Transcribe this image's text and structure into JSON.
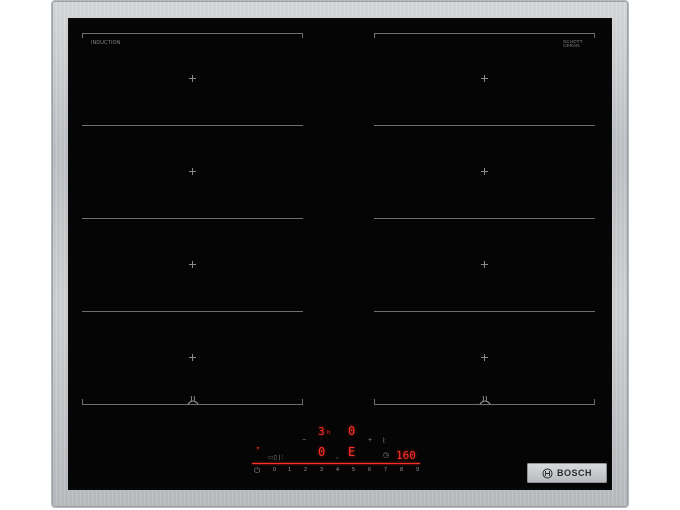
{
  "brand": {
    "logo_text": "BOSCH"
  },
  "panel": {
    "left_label": "INDUCTION",
    "left_sublabel": "",
    "right_label": "SCHOTT\nCERAN",
    "right_sublabel": ""
  },
  "controls": {
    "timer_value": "3",
    "timer_unit": "h",
    "zone_top_value": "0",
    "zone_left_value": "0",
    "zone_mid_value": "E",
    "frying_temp": "160",
    "power_scale": [
      "0",
      "1",
      "2",
      "3",
      "4",
      "5",
      "6",
      "7",
      "8",
      "9"
    ]
  },
  "colors": {
    "glass": "#050505",
    "display_red": "#ff2f27",
    "frame": "#c7c9cc"
  }
}
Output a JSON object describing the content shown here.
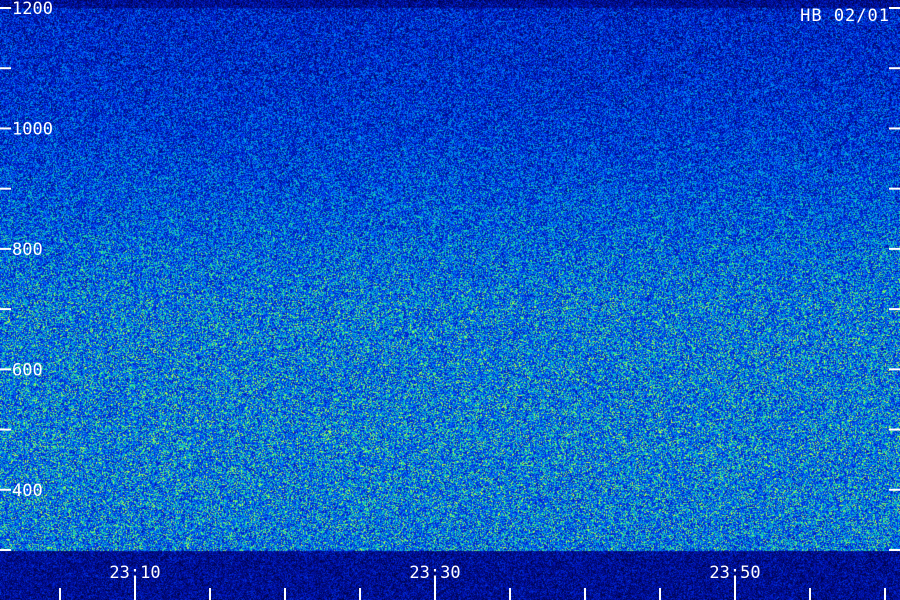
{
  "station_label": "HB 02/01",
  "chart_data": {
    "type": "heatmap",
    "title": "",
    "xlabel": "",
    "ylabel": "",
    "x_axis": {
      "range": [
        "23:01",
        "24:01"
      ],
      "tick_labels": [
        "23:10",
        "23:30",
        "23:50"
      ],
      "major_ticks": [
        "23:10",
        "23:30",
        "23:50"
      ],
      "minor_tick_step_minutes": 5
    },
    "y_axis": {
      "range": [
        300,
        1200
      ],
      "tick_labels": [
        "1200",
        "1000",
        "800",
        "600",
        "400"
      ],
      "tick_values": [
        1200,
        1000,
        800,
        600,
        400
      ],
      "minor_tick_values": [
        1100,
        900,
        700,
        500,
        300
      ]
    },
    "colormap": [
      "#00003a",
      "#0018c8",
      "#0060ff",
      "#00b0d8",
      "#30e890",
      "#c8ff40"
    ],
    "intensity_profile": {
      "y_values": [
        1200,
        1100,
        1000,
        900,
        800,
        700,
        600,
        500,
        400,
        300
      ],
      "relative_intensity": [
        0.3,
        0.33,
        0.38,
        0.46,
        0.55,
        0.62,
        0.63,
        0.64,
        0.64,
        0.62
      ]
    },
    "grid": false,
    "legend": "none"
  }
}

◆ WRITTEN EXERCISE ◆
Restate every record exactly, please; do not copy the pictures.

◆ RESPONSE BELOW ◆
Transcribe this image's text and structure into JSON.
{
  "brand": {
    "logo_text": "BOSCH"
  },
  "panel": {
    "left_label": "INDUCTION",
    "left_sublabel": "",
    "right_label": "SCHOTT\nCERAN",
    "right_sublabel": ""
  },
  "controls": {
    "timer_value": "3",
    "timer_unit": "h",
    "zone_top_value": "0",
    "zone_left_value": "0",
    "zone_mid_value": "E",
    "frying_temp": "160",
    "power_scale": [
      "0",
      "1",
      "2",
      "3",
      "4",
      "5",
      "6",
      "7",
      "8",
      "9"
    ]
  },
  "colors": {
    "glass": "#050505",
    "display_red": "#ff2f27",
    "frame": "#c7c9cc"
  }
}
Output a JSON object describing the content shown here.
{
  "station_label": "HB 02/01",
  "chart_data": {
    "type": "heatmap",
    "title": "",
    "xlabel": "",
    "ylabel": "",
    "x_axis": {
      "range": [
        "23:01",
        "24:01"
      ],
      "tick_labels": [
        "23:10",
        "23:30",
        "23:50"
      ],
      "major_ticks": [
        "23:10",
        "23:30",
        "23:50"
      ],
      "minor_tick_step_minutes": 5
    },
    "y_axis": {
      "range": [
        300,
        1200
      ],
      "tick_labels": [
        "1200",
        "1000",
        "800",
        "600",
        "400"
      ],
      "tick_values": [
        1200,
        1000,
        800,
        600,
        400
      ],
      "minor_tick_values": [
        1100,
        900,
        700,
        500,
        300
      ]
    },
    "colormap": [
      "#00003a",
      "#0018c8",
      "#0060ff",
      "#00b0d8",
      "#30e890",
      "#c8ff40"
    ],
    "intensity_profile": {
      "y_values": [
        1200,
        1100,
        1000,
        900,
        800,
        700,
        600,
        500,
        400,
        300
      ],
      "relative_intensity": [
        0.3,
        0.33,
        0.38,
        0.46,
        0.55,
        0.62,
        0.63,
        0.64,
        0.64,
        0.62
      ]
    },
    "grid": false,
    "legend": "none"
  }
}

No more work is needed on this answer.